§ Exercise:
Identify all lines in the data containing the string "JSON". Copy them out.

Data entries
▽

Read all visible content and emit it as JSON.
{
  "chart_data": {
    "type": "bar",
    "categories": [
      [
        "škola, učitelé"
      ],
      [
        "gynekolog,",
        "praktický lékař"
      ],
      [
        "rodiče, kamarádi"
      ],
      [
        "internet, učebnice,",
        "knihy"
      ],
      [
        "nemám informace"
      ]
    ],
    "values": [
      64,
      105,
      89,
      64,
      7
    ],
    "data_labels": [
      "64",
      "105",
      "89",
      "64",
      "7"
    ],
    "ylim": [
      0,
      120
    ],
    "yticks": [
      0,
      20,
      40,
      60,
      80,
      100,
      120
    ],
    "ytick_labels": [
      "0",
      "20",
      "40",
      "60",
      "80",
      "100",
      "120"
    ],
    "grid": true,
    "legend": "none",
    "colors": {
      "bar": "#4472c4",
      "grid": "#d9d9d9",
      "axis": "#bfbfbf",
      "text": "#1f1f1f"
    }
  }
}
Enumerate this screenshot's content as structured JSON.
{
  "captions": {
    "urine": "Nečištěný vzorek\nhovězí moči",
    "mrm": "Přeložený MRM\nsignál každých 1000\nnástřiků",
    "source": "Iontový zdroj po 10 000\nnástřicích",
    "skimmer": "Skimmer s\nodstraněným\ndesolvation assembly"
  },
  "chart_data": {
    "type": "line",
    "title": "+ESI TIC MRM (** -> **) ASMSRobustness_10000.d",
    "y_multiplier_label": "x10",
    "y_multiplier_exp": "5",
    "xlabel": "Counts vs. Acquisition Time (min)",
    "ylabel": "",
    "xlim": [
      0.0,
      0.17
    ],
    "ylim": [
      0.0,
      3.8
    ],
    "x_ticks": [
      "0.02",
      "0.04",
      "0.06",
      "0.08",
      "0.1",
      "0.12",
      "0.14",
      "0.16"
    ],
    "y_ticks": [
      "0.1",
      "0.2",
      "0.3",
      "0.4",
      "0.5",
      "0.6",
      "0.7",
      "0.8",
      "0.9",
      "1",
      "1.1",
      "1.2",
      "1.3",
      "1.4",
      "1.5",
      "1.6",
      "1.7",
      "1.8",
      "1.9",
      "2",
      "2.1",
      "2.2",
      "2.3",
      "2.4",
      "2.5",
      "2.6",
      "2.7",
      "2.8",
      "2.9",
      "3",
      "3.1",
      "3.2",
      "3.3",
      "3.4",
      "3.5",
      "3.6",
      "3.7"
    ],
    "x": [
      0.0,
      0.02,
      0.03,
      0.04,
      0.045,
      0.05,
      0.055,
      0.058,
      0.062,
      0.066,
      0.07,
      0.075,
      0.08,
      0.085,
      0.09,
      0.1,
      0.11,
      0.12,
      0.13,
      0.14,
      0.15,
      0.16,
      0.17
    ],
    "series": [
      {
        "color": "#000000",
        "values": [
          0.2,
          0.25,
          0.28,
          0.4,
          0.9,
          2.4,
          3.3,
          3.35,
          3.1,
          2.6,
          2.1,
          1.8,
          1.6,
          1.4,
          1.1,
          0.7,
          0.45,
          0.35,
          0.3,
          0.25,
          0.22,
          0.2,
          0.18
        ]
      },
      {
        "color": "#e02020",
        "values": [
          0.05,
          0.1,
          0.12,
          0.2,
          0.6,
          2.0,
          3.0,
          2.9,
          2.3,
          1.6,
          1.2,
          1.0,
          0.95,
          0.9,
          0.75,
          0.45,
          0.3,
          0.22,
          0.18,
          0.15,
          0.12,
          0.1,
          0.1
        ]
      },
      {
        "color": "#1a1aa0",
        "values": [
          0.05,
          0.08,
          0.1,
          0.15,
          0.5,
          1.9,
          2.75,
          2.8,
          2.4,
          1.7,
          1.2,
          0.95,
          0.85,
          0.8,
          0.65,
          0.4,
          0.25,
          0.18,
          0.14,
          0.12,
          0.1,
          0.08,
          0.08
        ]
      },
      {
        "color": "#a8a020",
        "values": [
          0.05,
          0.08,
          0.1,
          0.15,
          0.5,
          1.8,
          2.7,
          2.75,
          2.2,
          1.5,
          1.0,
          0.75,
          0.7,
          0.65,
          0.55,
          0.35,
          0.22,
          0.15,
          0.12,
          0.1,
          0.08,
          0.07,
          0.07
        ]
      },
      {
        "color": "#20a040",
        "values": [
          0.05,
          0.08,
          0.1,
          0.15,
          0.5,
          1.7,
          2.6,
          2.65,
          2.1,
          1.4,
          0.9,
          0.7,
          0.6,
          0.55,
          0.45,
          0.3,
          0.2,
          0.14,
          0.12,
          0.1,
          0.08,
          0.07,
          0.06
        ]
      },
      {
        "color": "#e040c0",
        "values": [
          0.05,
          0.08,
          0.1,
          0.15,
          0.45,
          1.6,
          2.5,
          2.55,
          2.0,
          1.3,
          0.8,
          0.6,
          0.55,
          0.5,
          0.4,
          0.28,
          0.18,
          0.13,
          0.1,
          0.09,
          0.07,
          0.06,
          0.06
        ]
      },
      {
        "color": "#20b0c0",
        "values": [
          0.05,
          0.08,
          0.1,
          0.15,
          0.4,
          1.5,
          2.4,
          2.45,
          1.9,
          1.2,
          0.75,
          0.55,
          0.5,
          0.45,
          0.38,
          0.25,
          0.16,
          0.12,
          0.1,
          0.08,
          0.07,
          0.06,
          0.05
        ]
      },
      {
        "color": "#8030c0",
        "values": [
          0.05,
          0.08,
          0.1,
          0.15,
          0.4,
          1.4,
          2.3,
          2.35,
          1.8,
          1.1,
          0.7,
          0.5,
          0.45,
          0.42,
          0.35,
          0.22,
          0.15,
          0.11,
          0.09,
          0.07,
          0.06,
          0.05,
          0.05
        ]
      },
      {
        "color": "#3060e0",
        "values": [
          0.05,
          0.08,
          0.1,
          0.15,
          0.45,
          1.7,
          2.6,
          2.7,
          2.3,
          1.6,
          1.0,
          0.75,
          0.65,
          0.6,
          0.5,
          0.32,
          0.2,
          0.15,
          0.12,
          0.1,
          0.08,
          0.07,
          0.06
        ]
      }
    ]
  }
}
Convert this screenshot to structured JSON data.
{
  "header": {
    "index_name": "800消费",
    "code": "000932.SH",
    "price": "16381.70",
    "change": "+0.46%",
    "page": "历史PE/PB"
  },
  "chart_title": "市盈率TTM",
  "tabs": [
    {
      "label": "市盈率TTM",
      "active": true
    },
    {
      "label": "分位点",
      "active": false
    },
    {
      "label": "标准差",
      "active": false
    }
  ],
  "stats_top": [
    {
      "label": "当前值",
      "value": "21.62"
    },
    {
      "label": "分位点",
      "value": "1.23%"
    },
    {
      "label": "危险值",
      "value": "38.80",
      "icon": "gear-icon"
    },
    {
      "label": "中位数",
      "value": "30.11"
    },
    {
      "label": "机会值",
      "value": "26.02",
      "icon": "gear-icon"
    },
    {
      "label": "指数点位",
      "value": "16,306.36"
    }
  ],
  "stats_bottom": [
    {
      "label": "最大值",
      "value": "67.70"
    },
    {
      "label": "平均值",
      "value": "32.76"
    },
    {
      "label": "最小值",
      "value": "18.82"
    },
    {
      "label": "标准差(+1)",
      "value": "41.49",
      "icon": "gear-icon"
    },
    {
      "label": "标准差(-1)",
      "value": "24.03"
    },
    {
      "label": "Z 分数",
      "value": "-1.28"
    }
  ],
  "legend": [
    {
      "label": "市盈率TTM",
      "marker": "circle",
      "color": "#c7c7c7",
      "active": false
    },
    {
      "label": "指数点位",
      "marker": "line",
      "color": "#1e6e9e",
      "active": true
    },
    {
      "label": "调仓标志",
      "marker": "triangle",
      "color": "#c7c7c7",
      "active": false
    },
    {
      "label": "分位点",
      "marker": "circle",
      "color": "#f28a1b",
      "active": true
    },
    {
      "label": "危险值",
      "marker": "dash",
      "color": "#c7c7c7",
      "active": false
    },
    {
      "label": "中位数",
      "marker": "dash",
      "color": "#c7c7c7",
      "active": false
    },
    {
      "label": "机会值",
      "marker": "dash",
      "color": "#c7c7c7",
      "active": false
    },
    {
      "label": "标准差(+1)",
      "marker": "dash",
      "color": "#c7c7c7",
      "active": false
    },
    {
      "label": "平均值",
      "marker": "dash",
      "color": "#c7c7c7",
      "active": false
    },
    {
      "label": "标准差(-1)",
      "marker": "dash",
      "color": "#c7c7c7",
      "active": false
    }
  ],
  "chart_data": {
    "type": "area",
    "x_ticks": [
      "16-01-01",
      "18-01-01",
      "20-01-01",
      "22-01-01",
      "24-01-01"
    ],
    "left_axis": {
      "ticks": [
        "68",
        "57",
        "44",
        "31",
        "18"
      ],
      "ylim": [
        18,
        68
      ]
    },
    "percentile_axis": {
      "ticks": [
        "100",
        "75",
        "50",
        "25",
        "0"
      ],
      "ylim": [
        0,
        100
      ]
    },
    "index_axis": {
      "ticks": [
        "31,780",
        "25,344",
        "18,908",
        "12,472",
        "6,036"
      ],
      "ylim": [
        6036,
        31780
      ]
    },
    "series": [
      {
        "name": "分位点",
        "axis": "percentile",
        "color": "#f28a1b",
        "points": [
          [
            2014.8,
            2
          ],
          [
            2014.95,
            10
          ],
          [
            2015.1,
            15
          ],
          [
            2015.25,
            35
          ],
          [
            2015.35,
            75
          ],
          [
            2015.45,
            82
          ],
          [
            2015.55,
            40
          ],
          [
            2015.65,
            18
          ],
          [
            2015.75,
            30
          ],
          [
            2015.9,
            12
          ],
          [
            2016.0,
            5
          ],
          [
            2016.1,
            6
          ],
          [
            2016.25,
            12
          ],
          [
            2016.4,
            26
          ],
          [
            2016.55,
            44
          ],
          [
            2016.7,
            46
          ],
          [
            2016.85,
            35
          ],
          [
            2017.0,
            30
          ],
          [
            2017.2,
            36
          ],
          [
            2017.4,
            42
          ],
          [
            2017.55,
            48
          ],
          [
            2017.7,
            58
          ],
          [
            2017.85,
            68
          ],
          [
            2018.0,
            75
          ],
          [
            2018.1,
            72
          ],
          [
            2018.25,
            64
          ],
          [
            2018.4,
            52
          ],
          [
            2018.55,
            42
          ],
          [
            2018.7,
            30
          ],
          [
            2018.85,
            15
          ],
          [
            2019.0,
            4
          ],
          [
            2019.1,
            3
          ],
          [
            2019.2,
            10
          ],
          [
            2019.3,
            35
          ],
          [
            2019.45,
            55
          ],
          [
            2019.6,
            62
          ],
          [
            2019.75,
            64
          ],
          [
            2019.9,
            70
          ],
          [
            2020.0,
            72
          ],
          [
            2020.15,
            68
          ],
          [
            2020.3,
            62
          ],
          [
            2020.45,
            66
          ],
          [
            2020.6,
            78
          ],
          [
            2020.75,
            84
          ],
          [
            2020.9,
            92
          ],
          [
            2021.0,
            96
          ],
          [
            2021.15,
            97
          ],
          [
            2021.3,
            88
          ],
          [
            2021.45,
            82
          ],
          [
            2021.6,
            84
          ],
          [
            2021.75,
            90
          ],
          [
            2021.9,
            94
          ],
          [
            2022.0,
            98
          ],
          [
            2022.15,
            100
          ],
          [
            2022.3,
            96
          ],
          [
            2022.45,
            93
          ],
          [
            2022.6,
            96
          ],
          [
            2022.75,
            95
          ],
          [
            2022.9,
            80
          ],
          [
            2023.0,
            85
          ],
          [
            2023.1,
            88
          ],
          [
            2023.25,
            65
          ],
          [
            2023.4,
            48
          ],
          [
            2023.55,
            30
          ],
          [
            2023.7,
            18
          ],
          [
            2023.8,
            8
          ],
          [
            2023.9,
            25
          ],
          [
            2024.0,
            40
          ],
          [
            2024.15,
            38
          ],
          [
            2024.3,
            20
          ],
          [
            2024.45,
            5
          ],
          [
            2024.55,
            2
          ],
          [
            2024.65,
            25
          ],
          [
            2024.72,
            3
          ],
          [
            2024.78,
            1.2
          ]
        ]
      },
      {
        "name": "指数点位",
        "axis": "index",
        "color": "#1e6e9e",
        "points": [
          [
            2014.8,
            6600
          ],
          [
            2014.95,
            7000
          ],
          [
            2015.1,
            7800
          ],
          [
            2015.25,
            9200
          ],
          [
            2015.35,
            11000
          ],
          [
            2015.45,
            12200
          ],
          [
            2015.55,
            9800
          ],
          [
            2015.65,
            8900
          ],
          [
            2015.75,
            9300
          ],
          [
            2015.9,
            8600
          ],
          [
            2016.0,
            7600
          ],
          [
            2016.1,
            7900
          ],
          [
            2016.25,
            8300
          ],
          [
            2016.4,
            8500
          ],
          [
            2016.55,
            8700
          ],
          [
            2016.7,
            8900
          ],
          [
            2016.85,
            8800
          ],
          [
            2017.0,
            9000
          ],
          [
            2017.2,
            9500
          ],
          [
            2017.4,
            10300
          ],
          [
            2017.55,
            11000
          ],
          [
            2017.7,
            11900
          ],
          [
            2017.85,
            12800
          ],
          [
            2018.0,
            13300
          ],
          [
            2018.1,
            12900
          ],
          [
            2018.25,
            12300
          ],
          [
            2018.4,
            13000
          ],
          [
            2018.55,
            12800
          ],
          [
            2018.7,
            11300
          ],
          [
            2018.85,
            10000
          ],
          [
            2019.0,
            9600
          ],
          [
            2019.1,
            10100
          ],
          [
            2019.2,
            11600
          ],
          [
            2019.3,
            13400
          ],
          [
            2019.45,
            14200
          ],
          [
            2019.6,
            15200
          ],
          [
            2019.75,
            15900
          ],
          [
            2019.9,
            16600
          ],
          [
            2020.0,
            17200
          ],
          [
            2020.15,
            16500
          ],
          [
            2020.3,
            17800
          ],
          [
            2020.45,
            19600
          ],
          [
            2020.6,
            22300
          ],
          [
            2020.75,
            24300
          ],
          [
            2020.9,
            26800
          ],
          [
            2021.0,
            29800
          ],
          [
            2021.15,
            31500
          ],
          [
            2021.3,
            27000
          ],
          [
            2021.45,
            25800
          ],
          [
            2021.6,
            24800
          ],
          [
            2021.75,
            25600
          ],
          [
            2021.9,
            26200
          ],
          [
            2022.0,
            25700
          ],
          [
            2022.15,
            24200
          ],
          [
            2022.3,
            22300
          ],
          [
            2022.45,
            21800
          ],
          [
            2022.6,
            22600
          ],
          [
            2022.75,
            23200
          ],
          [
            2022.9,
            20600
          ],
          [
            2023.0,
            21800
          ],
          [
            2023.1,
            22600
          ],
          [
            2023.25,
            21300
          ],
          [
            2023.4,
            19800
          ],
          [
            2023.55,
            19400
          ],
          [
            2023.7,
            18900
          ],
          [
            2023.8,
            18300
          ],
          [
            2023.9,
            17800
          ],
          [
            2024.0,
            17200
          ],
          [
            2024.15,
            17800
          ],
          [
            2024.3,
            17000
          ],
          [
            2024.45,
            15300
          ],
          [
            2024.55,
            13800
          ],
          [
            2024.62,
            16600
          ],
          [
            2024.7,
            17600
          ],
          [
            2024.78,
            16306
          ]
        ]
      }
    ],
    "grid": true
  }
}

△

§ Full output:
Read all visible content and emit it as JSON.
Enumerate this screenshot's content as structured JSON.
Convert this screenshot to structured JSON data.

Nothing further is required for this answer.